[Page extract]

Thursday, June 20, 2013

BuzzFeed Dishes Out Some Seriously Misinformed Chemophobia - Part 1

Ahh, the internets. A delightful distraction, a humongous time sink, an amazing educational resource. Unfortunately, they are also a terrible source of misinformation if you're not careful.

I recently came across this BuzzFeed article entitled "8 Foods We Eat In The U.S. That Are Banned In Other Countries." The article lists food additives that are not prohibited by the FDA, but are prohibited by its counterpart in other locales. Among the list are such items as rBST, potassium bromate, and arsenic. For each item, we are told what the item is, what it's used for, why it's dangerous, and where it's banned.

The "science" upon which this article is based is at best misleading and at worst an outright lie. Over the course of several posts, I will deconstruct the particularly egregious errors.

Brominated Vegetable Oil
What it claims: "Bromine is a chemical used to stop CARPETS FROM CATCHING ON FIRE, so you can see why drinking it may not be the best idea."

(Collection entries)
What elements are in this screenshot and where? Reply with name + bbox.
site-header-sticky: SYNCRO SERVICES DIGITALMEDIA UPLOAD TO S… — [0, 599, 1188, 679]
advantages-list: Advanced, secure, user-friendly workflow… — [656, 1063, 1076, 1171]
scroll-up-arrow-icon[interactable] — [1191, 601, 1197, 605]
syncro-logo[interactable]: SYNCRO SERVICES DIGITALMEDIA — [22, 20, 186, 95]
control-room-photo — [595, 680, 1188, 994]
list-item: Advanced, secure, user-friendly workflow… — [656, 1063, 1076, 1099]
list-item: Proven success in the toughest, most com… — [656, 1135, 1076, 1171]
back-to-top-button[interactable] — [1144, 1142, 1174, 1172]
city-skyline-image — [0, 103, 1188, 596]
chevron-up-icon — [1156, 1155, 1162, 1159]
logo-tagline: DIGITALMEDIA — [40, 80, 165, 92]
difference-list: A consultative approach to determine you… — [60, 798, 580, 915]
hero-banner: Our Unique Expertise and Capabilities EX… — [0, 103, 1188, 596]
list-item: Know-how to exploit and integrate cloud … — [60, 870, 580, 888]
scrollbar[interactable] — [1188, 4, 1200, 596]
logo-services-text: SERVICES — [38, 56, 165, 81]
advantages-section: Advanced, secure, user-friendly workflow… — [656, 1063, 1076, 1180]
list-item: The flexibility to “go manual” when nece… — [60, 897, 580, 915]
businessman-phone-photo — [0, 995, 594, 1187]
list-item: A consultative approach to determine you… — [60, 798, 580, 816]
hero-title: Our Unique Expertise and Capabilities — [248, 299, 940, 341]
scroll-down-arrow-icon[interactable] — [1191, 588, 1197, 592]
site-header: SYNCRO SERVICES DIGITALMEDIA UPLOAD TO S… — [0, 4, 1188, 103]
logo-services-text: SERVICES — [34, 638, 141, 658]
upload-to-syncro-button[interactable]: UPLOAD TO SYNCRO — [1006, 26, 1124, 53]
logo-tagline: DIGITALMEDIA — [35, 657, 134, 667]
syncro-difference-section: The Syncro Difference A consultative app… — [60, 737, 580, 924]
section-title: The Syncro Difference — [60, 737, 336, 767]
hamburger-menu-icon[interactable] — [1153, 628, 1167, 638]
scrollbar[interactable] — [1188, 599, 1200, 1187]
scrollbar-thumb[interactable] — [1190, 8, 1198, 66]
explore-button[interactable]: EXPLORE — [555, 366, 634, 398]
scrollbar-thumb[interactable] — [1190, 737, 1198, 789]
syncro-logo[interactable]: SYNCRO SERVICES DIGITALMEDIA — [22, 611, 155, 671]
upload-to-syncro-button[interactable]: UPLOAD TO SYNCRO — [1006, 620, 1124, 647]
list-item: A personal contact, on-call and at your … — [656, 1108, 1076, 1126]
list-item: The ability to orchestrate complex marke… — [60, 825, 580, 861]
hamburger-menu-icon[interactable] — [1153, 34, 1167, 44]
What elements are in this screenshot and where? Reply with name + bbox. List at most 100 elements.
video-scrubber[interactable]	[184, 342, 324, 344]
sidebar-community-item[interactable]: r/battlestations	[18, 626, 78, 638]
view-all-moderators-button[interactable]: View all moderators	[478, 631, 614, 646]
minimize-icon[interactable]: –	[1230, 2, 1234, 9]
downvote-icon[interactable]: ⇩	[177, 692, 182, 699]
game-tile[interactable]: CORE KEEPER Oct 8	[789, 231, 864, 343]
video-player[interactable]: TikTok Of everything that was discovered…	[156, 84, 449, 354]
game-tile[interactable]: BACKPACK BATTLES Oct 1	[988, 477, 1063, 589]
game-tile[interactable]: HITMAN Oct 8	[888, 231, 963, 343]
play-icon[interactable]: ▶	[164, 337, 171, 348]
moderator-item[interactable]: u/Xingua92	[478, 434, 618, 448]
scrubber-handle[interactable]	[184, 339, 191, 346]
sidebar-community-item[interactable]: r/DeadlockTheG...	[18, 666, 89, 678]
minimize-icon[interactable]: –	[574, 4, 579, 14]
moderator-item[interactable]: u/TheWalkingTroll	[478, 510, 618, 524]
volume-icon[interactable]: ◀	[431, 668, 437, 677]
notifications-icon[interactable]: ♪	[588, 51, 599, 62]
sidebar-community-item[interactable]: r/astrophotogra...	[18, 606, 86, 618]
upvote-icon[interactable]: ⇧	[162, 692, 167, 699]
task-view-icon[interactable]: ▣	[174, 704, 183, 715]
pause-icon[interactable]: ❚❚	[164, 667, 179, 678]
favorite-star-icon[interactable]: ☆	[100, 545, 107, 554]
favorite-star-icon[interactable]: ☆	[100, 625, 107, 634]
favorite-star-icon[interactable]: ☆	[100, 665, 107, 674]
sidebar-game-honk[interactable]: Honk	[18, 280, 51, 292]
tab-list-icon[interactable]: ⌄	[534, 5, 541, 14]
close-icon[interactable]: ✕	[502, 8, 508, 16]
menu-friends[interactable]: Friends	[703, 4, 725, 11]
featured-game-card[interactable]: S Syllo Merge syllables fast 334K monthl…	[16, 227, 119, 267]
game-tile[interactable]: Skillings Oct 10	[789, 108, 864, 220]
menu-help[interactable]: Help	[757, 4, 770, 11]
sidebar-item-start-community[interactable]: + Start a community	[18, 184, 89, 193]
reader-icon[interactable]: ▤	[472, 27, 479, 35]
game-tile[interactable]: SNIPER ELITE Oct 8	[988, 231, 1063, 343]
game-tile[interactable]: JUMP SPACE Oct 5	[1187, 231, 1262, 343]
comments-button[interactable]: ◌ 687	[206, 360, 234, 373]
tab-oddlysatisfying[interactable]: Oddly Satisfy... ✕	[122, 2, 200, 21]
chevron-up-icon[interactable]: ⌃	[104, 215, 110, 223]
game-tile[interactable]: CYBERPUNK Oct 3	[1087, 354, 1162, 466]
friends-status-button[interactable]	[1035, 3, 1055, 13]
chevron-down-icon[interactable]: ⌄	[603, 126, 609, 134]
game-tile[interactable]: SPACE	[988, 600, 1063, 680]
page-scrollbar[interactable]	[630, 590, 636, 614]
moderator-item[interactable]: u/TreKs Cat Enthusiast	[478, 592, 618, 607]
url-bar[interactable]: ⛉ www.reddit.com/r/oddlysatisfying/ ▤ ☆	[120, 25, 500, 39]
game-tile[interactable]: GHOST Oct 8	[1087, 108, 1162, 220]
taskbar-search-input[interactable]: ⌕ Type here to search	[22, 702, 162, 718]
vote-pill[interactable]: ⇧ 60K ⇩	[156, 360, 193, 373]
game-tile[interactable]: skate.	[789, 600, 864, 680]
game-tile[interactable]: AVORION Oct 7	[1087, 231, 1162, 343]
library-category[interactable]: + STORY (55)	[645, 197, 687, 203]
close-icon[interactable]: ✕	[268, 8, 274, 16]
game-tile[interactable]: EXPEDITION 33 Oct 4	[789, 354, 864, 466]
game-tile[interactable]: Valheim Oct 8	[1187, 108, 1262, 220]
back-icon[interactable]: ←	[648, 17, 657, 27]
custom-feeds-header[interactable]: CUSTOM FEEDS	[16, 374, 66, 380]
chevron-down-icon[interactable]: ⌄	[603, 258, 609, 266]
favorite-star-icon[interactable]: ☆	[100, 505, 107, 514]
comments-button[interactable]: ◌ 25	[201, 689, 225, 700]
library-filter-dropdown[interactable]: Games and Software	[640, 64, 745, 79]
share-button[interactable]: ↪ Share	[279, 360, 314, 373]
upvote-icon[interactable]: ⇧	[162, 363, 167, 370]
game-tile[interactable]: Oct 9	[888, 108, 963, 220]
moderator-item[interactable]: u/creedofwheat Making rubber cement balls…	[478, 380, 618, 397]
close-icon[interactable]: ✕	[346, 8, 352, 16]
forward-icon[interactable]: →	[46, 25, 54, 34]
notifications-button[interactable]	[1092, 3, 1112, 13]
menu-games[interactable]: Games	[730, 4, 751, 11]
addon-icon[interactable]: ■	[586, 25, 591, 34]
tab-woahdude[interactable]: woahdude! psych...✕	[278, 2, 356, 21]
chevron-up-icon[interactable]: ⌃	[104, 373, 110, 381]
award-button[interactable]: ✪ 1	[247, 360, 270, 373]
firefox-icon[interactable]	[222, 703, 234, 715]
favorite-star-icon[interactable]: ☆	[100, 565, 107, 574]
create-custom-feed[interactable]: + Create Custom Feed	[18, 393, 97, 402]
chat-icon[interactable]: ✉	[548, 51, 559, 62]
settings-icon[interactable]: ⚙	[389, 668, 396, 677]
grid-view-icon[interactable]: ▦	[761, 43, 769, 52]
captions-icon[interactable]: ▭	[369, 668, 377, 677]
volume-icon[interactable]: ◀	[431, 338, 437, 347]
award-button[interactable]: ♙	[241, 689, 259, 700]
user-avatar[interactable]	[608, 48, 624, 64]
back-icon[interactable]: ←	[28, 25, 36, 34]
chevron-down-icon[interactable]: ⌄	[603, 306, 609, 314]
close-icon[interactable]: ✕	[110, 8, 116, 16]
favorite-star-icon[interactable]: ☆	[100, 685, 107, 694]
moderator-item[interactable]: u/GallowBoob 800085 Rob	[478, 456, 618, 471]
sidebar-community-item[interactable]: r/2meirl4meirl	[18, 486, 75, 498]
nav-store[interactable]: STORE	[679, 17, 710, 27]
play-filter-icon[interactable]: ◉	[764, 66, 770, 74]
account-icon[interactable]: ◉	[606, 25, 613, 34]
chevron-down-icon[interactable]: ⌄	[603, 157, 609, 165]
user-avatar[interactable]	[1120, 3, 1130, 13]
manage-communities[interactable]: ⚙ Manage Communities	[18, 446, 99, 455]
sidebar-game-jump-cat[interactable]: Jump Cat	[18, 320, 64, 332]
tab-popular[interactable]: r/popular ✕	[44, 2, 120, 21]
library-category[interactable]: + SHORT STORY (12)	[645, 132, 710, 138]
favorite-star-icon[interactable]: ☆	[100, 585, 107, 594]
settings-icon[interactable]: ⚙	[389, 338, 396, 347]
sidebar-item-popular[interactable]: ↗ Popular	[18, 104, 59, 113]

[Tasks]
- 1) In the blog post on BuzzFeed's chemophobia, what title does the BuzzFeed article have?
- 2) Repeat the blog post on BuzzFeed's chemophobia word for word, from "Thursday, June 20, 2013" up to and including "you're not careful.".

[Solutions for each task]
- 1) "8 Foods We Eat In The U.S. That Are Banned In Other Countries."

- 2)
Thursday, June 20, 2013

BuzzFeed Dishes Out Some Seriously Misinformed Chemophobia - Part 1

Ahh, the internets. A delightful distraction, a humongous time sink, an amazing educational resource. Unfortunately, they are also a terrible source of misinformation if you're not careful.